» **PROBLEM DESCRIPTION**: Find the lines with the string "EPAC" and return them.

* START DATA SUPPLIED *

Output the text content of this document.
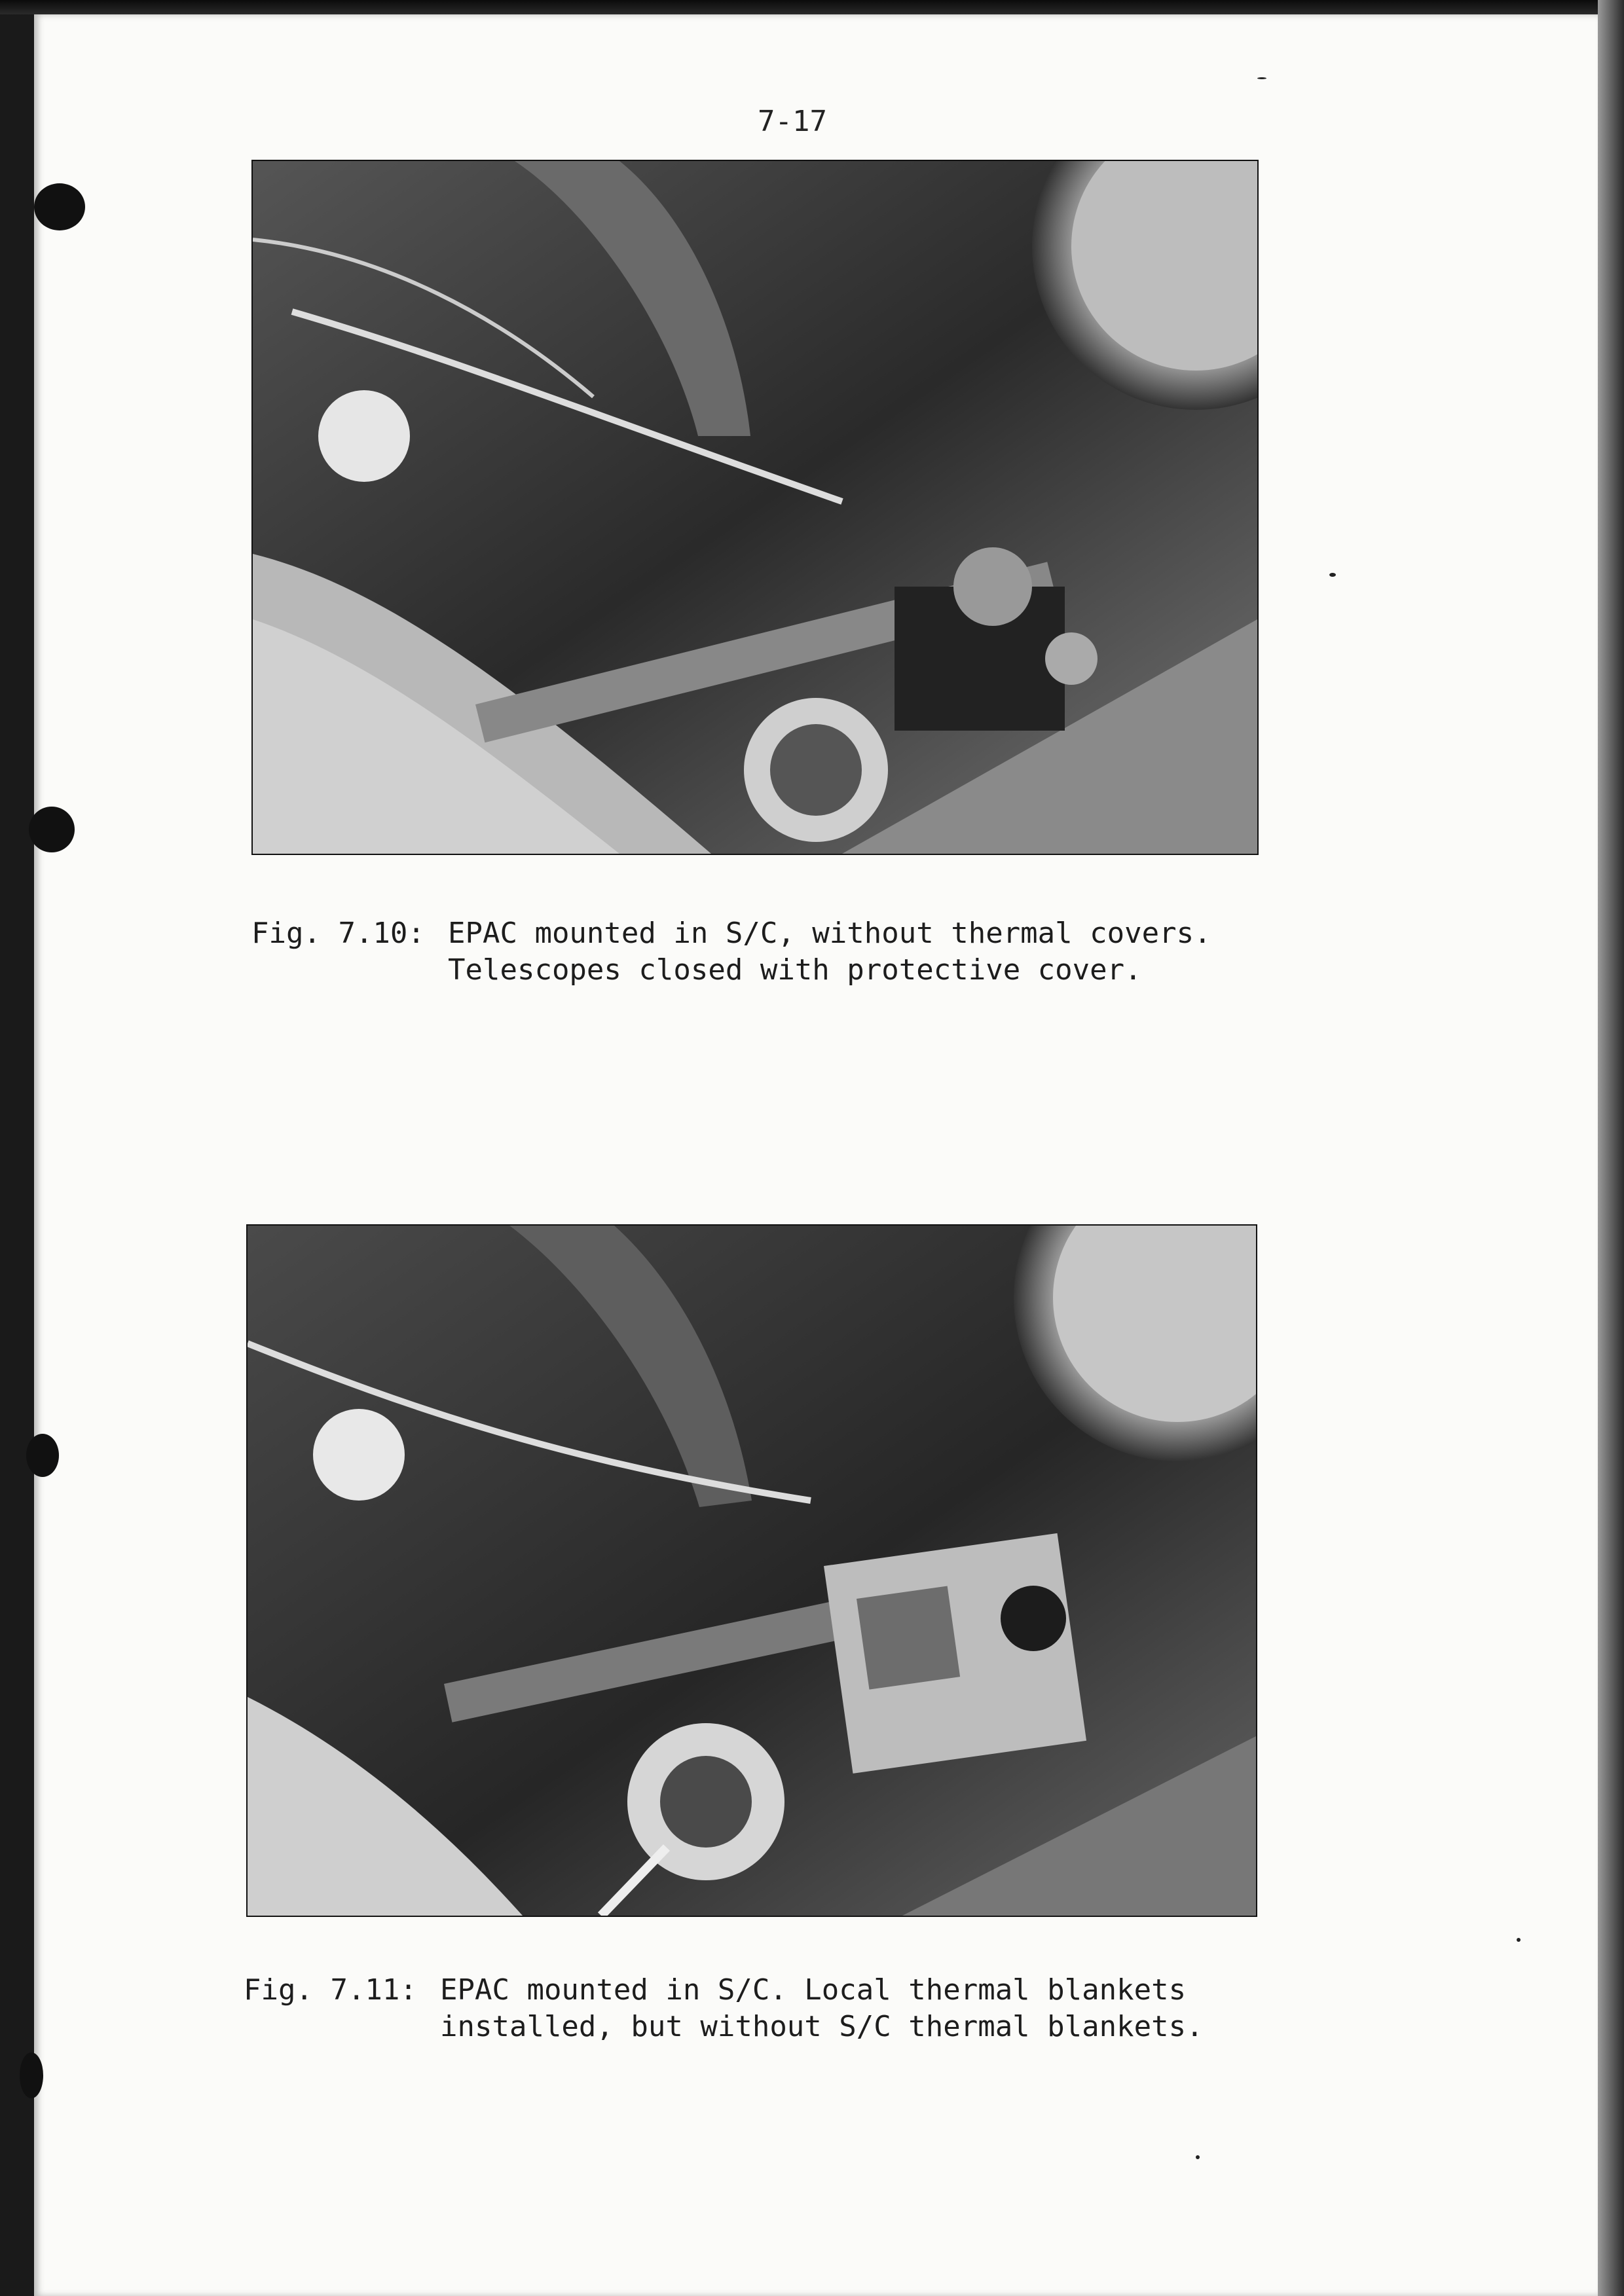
7-17

Fig. 7.10:

EPAC mounted in S/C, without thermal covers.

Telescopes closed with protective cover.

Fig. 7.11:

EPAC mounted in S/C. Local thermal blankets

installed, but without S/C thermal blankets.
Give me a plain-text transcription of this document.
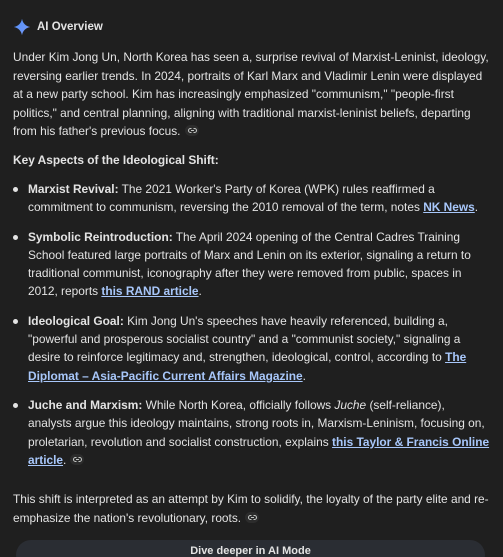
AI Overview
Under Kim Jong Un, North Korea has seen a, surprise revival of Marxist-Leninist, ideology, reversing earlier trends. In 2024, portraits of Karl Marx and Vladimir Lenin were displayed at a new party school. Kim has increasingly emphasized "communism," "people-first politics," and central planning, aligning with traditional marxist-leninist beliefs, departing from his father's previous focus.
Key Aspects of the Ideological Shift:
Marxist Revival: The 2021 Worker's Party of Korea (WPK) rules reaffirmed a commitment to communism, reversing the 2010 removal of the term, notes NK News.
Symbolic Reintroduction: The April 2024 opening of the Central Cadres Training School featured large portraits of Marx and Lenin on its exterior, signaling a return to traditional communist, iconography after they were removed from public, spaces in 2012, reports this RAND article.
Ideological Goal: Kim Jong Un's speeches have heavily referenced, building a, "powerful and prosperous socialist country" and a "communist society," signaling a desire to reinforce legitimacy and, strengthen, ideological, control, according to The Diplomat – Asia-Pacific Current Affairs Magazine.
Juche and Marxism: While North Korea, officially follows Juche (self-reliance), analysts argue this ideology maintains, strong roots in, Marxism-Leninism, focusing on, proletarian, revolution and socialist construction, explains this Taylor & Francis Online article.
This shift is interpreted as an attempt by Kim to solidify, the loyalty of the party elite and re-emphasize the nation's revolutionary, roots.
Dive deeper in AI Mode
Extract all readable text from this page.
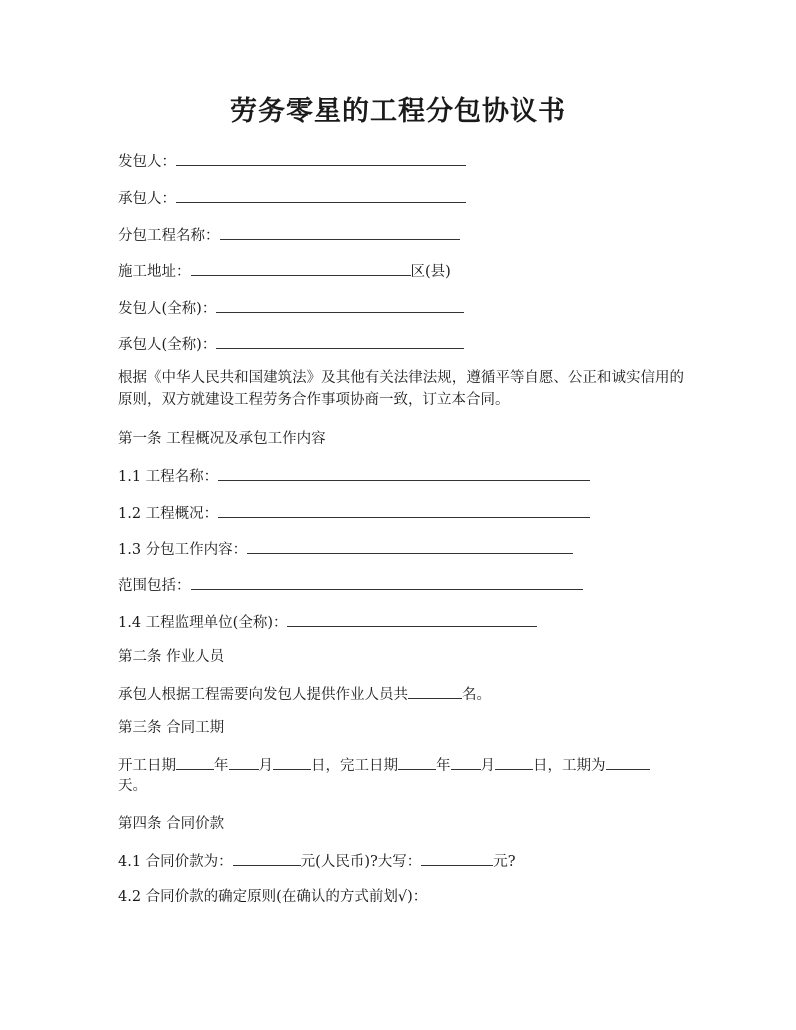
劳务零星的工程分包协议书
发包人：
承包人：
分包工程名称：
施工地址：	区(县)
发包人(全称)：
承包人(全称)：
根据《中华人民共和国建筑法》及其他有关法律法规，遵循平等自愿、公正和诚实信用的原则，双方就建设工程劳务合作事项协商一致，订立本合同。
第一条 工程概况及承包工作内容
1.1 工程名称：
1.2 工程概况：
1.3 分包工作内容：
范围包括：
1.4 工程监理单位(全称)：
第二条 作业人员
承包人根据工程需要向发包人提供作业人员共	名。
第三条 合同工期
开工日期	年 月	日，完工日期	年 月	日，工期为
天。
第四条 合同价款
4.1 合同价款为：	元(人民币)?大写：	元?
4.2 合同价款的确定原则(在确认的方式前划√)：
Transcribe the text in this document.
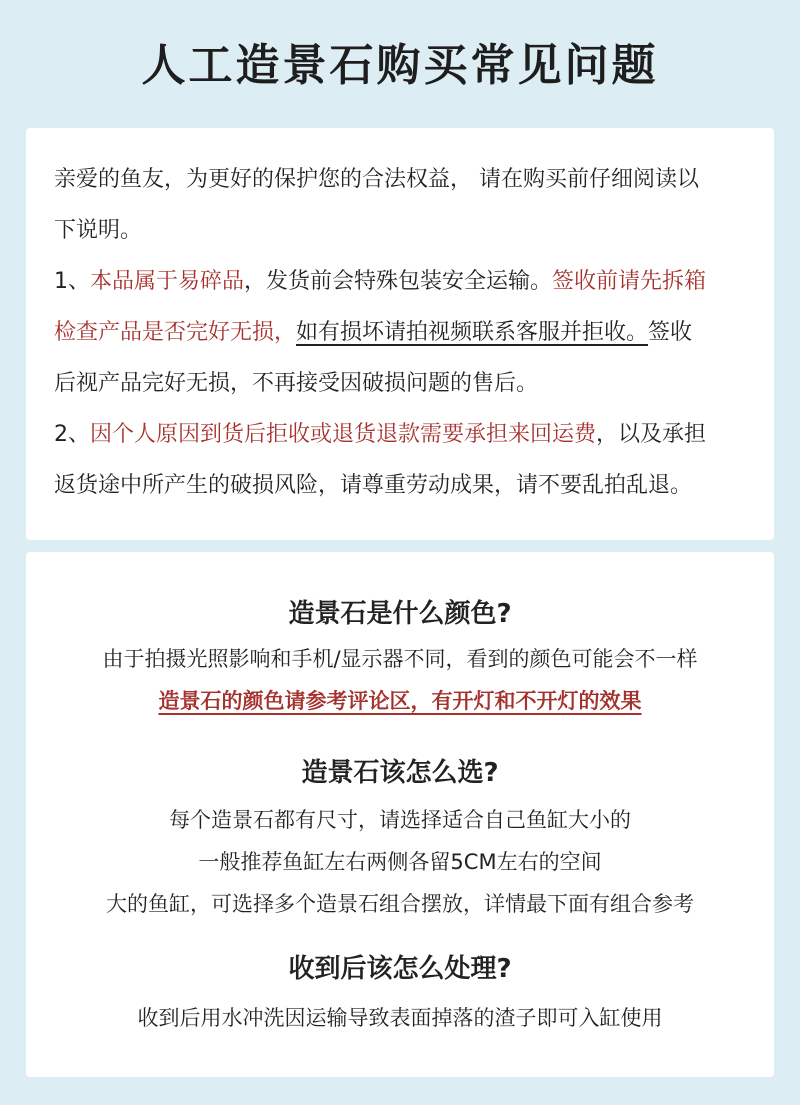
人工造景石购买常见问题
亲爱的鱼友，为更好的保护您的合法权益， 请在购买前仔细阅读以
下说明。
1、本品属于易碎品，发货前会特殊包装安全运输。签收前请先拆箱
检查产品是否完好无损，如有损坏请拍视频联系客服并拒收。签收
后视产品完好无损，不再接受因破损问题的售后。
2、因个人原因到货后拒收或退货退款需要承担来回运费，以及承担
返货途中所产生的破损风险，请尊重劳动成果，请不要乱拍乱退。
造景石是什么颜色?
由于拍摄光照影响和手机/显示器不同，看到的颜色可能会不一样
造景石的颜色请参考评论区，有开灯和不开灯的效果
造景石该怎么选?
每个造景石都有尺寸，请选择适合自己鱼缸大小的
一般推荐鱼缸左右两侧各留5CM左右的空间
大的鱼缸，可选择多个造景石组合摆放，详情最下面有组合参考
收到后该怎么处理?
收到后用水冲洗因运输导致表面掉落的渣子即可入缸使用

* END DATA SUPPLIED *

» **WRITTEN ANSWER**:
EPAC mounted in S/C, without thermal covers.
EPAC mounted in S/C. Local thermal blankets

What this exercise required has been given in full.